**WHAT THE EXERCISE ASKS:**
Faithfully return all lines, omitting every embedded picture.

#### PROVIDED DATA

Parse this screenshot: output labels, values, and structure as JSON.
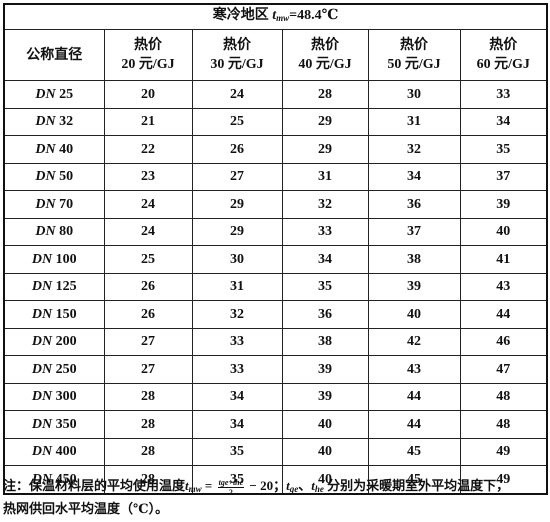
{
  "title": {
    "prefix": "寒冷地区 ",
    "var": "t",
    "var_sub": "mw",
    "suffix": "=48.4℃"
  },
  "header": {
    "first_col": "公称直径",
    "price_label": "热价",
    "columns": [
      "20 元/GJ",
      "30 元/GJ",
      "40 元/GJ",
      "50 元/GJ",
      "60 元/GJ"
    ]
  },
  "rows": [
    {
      "prefix": "DN",
      "size": "25",
      "values": [
        "20",
        "24",
        "28",
        "30",
        "33"
      ]
    },
    {
      "prefix": "DN",
      "size": "32",
      "values": [
        "21",
        "25",
        "29",
        "31",
        "34"
      ]
    },
    {
      "prefix": "DN",
      "size": "40",
      "values": [
        "22",
        "26",
        "29",
        "32",
        "35"
      ]
    },
    {
      "prefix": "DN",
      "size": "50",
      "values": [
        "23",
        "27",
        "31",
        "34",
        "37"
      ]
    },
    {
      "prefix": "DN",
      "size": "70",
      "values": [
        "24",
        "29",
        "32",
        "36",
        "39"
      ]
    },
    {
      "prefix": "DN",
      "size": "80",
      "values": [
        "24",
        "29",
        "33",
        "37",
        "40"
      ]
    },
    {
      "prefix": "DN",
      "size": "100",
      "values": [
        "25",
        "30",
        "34",
        "38",
        "41"
      ]
    },
    {
      "prefix": "DN",
      "size": "125",
      "values": [
        "26",
        "31",
        "35",
        "39",
        "43"
      ]
    },
    {
      "prefix": "DN",
      "size": "150",
      "values": [
        "26",
        "32",
        "36",
        "40",
        "44"
      ]
    },
    {
      "prefix": "DN",
      "size": "200",
      "values": [
        "27",
        "33",
        "38",
        "42",
        "46"
      ]
    },
    {
      "prefix": "DN",
      "size": "250",
      "values": [
        "27",
        "33",
        "39",
        "43",
        "47"
      ]
    },
    {
      "prefix": "DN",
      "size": "300",
      "values": [
        "28",
        "34",
        "39",
        "44",
        "48"
      ]
    },
    {
      "prefix": "DN",
      "size": "350",
      "values": [
        "28",
        "34",
        "40",
        "44",
        "48"
      ]
    },
    {
      "prefix": "DN",
      "size": "400",
      "values": [
        "28",
        "35",
        "40",
        "45",
        "49"
      ]
    },
    {
      "prefix": "DN",
      "size": "450",
      "values": [
        "28",
        "35",
        "40",
        "45",
        "49"
      ]
    }
  ],
  "note": {
    "lead": "注：保温材料层的平均使用温度",
    "t": "t",
    "mw": "mw",
    "eq": " = ",
    "frac_num": "t",
    "frac_num_sub1": "ge",
    "frac_plus": "+",
    "frac_num_sub2": "he",
    "frac_den": "2",
    "minus": " − 20；",
    "tge": "t",
    "ge": "ge",
    "sep": "、",
    "the": "t",
    "he": "he",
    "tail": " 分别为采暖期室外平均温度下，",
    "line2": "热网供回水平均温度（℃）。"
  }
}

########

**EXERCISE RESULT:**
Parse this screenshot: output labels, values, and structure as JSON.
{
  "title": {
    "prefix": "寒冷地区 ",
    "var": "t",
    "var_sub": "mw",
    "suffix": "=48.4℃"
  },
  "header": {
    "first_col": "公称直径",
    "price_label": "热价",
    "columns": [
      "20 元/GJ",
      "30 元/GJ",
      "40 元/GJ",
      "50 元/GJ",
      "60 元/GJ"
    ]
  },
  "rows": [
    {
      "prefix": "DN",
      "size": "25",
      "values": [
        "20",
        "24",
        "28",
        "30",
        "33"
      ]
    },
    {
      "prefix": "DN",
      "size": "32",
      "values": [
        "21",
        "25",
        "29",
        "31",
        "34"
      ]
    },
    {
      "prefix": "DN",
      "size": "40",
      "values": [
        "22",
        "26",
        "29",
        "32",
        "35"
      ]
    },
    {
      "prefix": "DN",
      "size": "50",
      "values": [
        "23",
        "27",
        "31",
        "34",
        "37"
      ]
    },
    {
      "prefix": "DN",
      "size": "70",
      "values": [
        "24",
        "29",
        "32",
        "36",
        "39"
      ]
    },
    {
      "prefix": "DN",
      "size": "80",
      "values": [
        "24",
        "29",
        "33",
        "37",
        "40"
      ]
    },
    {
      "prefix": "DN",
      "size": "100",
      "values": [
        "25",
        "30",
        "34",
        "38",
        "41"
      ]
    },
    {
      "prefix": "DN",
      "size": "125",
      "values": [
        "26",
        "31",
        "35",
        "39",
        "43"
      ]
    },
    {
      "prefix": "DN",
      "size": "150",
      "values": [
        "26",
        "32",
        "36",
        "40",
        "44"
      ]
    },
    {
      "prefix": "DN",
      "size": "200",
      "values": [
        "27",
        "33",
        "38",
        "42",
        "46"
      ]
    },
    {
      "prefix": "DN",
      "size": "250",
      "values": [
        "27",
        "33",
        "39",
        "43",
        "47"
      ]
    },
    {
      "prefix": "DN",
      "size": "300",
      "values": [
        "28",
        "34",
        "39",
        "44",
        "48"
      ]
    },
    {
      "prefix": "DN",
      "size": "350",
      "values": [
        "28",
        "34",
        "40",
        "44",
        "48"
      ]
    },
    {
      "prefix": "DN",
      "size": "400",
      "values": [
        "28",
        "35",
        "40",
        "45",
        "49"
      ]
    },
    {
      "prefix": "DN",
      "size": "450",
      "values": [
        "28",
        "35",
        "40",
        "45",
        "49"
      ]
    }
  ],
  "note": {
    "lead": "注：保温材料层的平均使用温度",
    "t": "t",
    "mw": "mw",
    "eq": " = ",
    "frac_num": "t",
    "frac_num_sub1": "ge",
    "frac_plus": "+",
    "frac_num_sub2": "he",
    "frac_den": "2",
    "minus": " − 20；",
    "tge": "t",
    "ge": "ge",
    "sep": "、",
    "the": "t",
    "he": "he",
    "tail": " 分别为采暖期室外平均温度下，",
    "line2": "热网供回水平均温度（℃）。"
  }
}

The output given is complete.